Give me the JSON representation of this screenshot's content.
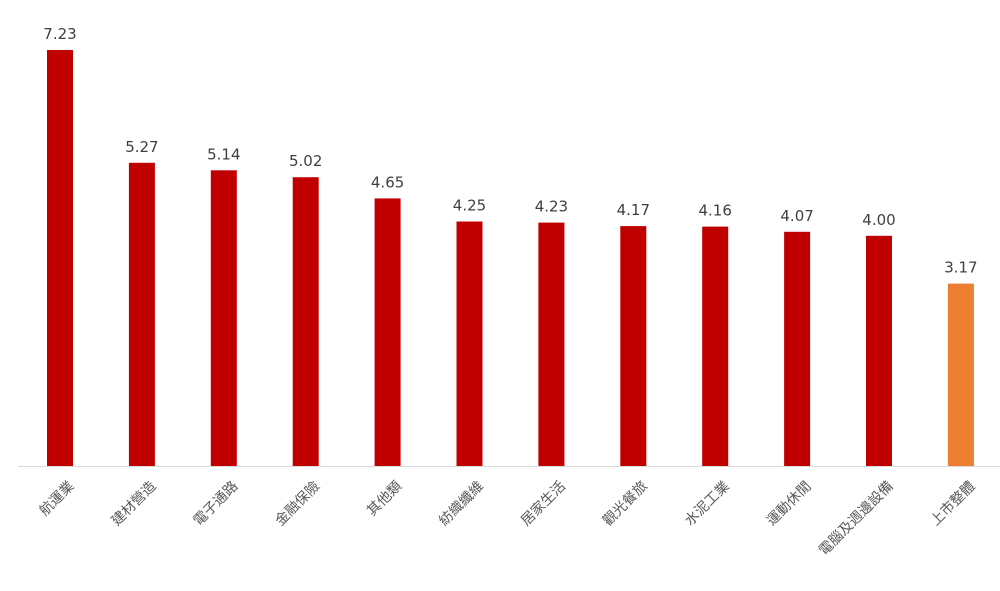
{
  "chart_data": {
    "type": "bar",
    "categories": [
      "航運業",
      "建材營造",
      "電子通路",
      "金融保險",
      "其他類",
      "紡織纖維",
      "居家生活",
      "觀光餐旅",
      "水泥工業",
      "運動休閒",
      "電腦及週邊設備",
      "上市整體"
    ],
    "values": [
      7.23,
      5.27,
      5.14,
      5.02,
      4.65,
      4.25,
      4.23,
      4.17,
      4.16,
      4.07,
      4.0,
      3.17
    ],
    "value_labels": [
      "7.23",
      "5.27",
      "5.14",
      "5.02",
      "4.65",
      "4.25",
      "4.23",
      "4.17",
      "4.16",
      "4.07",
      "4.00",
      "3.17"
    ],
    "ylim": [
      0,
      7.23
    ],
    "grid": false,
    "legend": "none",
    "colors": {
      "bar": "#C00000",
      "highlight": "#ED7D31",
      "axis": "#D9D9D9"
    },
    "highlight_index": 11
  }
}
....
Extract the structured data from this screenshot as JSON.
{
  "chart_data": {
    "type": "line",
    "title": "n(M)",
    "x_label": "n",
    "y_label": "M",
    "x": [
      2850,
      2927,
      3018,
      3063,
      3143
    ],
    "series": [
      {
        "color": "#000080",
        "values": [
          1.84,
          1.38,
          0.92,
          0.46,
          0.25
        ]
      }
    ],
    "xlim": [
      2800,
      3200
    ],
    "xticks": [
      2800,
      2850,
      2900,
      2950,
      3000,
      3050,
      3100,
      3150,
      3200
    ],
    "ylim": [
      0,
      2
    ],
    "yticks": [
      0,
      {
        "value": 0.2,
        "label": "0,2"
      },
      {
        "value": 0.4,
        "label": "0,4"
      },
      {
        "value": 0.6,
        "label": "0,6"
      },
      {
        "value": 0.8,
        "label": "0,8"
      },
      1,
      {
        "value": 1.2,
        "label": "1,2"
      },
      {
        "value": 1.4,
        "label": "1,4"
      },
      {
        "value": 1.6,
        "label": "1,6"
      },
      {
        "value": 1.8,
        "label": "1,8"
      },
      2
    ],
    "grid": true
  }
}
....
Go through the data and count each line that has the word "this", then give the total alone.

2